++++ Input rows ++++

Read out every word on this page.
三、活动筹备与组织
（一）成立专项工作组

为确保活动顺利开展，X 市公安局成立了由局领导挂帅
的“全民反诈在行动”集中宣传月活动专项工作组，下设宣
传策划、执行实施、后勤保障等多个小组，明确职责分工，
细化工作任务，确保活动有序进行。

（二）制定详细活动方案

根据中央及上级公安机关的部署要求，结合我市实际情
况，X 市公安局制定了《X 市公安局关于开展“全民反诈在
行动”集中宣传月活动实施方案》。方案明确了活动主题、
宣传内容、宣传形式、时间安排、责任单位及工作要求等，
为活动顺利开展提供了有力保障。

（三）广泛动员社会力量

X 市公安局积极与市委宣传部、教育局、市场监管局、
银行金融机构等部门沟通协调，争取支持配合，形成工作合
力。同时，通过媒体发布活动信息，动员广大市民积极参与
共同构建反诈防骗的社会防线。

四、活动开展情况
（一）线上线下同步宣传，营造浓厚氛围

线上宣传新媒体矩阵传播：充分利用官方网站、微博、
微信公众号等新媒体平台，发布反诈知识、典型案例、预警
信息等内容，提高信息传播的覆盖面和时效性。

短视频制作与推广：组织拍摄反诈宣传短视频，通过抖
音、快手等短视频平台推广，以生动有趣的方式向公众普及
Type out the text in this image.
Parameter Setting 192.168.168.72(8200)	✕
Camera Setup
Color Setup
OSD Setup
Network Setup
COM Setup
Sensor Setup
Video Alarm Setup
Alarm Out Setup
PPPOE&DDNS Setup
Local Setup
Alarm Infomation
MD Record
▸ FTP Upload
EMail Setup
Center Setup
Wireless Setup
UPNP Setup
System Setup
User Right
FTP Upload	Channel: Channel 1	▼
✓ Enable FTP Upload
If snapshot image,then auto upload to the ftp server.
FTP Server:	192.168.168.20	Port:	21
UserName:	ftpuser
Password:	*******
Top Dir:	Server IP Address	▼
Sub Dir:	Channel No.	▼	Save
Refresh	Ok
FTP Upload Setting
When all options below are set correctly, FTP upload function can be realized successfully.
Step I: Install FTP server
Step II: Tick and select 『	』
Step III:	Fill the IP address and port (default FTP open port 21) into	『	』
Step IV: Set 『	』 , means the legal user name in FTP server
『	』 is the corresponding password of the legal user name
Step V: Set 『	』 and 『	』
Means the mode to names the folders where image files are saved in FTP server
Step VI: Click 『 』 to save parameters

++++

Work to complete. Above are some records. Print them all exactly.

Result of the task.
Read out every word on this page.
三、活动筹备与组织
（一）成立专项工作组

为确保活动顺利开展，X 市公安局成立了由局领导挂帅
的“全民反诈在行动”集中宣传月活动专项工作组，下设宣
传策划、执行实施、后勤保障等多个小组，明确职责分工，
细化工作任务，确保活动有序进行。

（二）制定详细活动方案

根据中央及上级公安机关的部署要求，结合我市实际情
况，X 市公安局制定了《X 市公安局关于开展“全民反诈在
行动”集中宣传月活动实施方案》。方案明确了活动主题、
宣传内容、宣传形式、时间安排、责任单位及工作要求等，
为活动顺利开展提供了有力保障。

（三）广泛动员社会力量

X 市公安局积极与市委宣传部、教育局、市场监管局、
银行金融机构等部门沟通协调，争取支持配合，形成工作合
力。同时，通过媒体发布活动信息，动员广大市民积极参与
共同构建反诈防骗的社会防线。

四、活动开展情况
（一）线上线下同步宣传，营造浓厚氛围

线上宣传新媒体矩阵传播：充分利用官方网站、微博、
微信公众号等新媒体平台，发布反诈知识、典型案例、预警
信息等内容，提高信息传播的覆盖面和时效性。

短视频制作与推广：组织拍摄反诈宣传短视频，通过抖
音、快手等短视频平台推广，以生动有趣的方式向公众普及
Type out the text in this image.
Parameter Setting 192.168.168.72(8200)	✕
Camera Setup
Color Setup
OSD Setup
Network Setup
COM Setup
Sensor Setup
Video Alarm Setup
Alarm Out Setup
PPPOE&DDNS Setup
Local Setup
Alarm Infomation
MD Record
▸ FTP Upload
EMail Setup
Center Setup
Wireless Setup
UPNP Setup
System Setup
User Right
FTP Upload	Channel: Channel 1	▼
✓ Enable FTP Upload
If snapshot image,then auto upload to the ftp server.
FTP Server:	192.168.168.20	Port:	21
UserName:	ftpuser
Password:	*******
Top Dir:	Server IP Address	▼
Sub Dir:	Channel No.	▼	Save
Refresh	Ok
FTP Upload Setting
When all options below are set correctly, FTP upload function can be realized successfully.
Step I: Install FTP server
Step II: Tick and select 『	』
Step III:	Fill the IP address and port (default FTP open port 21) into	『	』
Step IV: Set 『	』 , means the legal user name in FTP server
『	』 is the corresponding password of the legal user name
Step V: Set 『	』 and 『	』
Means the mode to names the folders where image files are saved in FTP server
Step VI: Click 『 』 to save parameters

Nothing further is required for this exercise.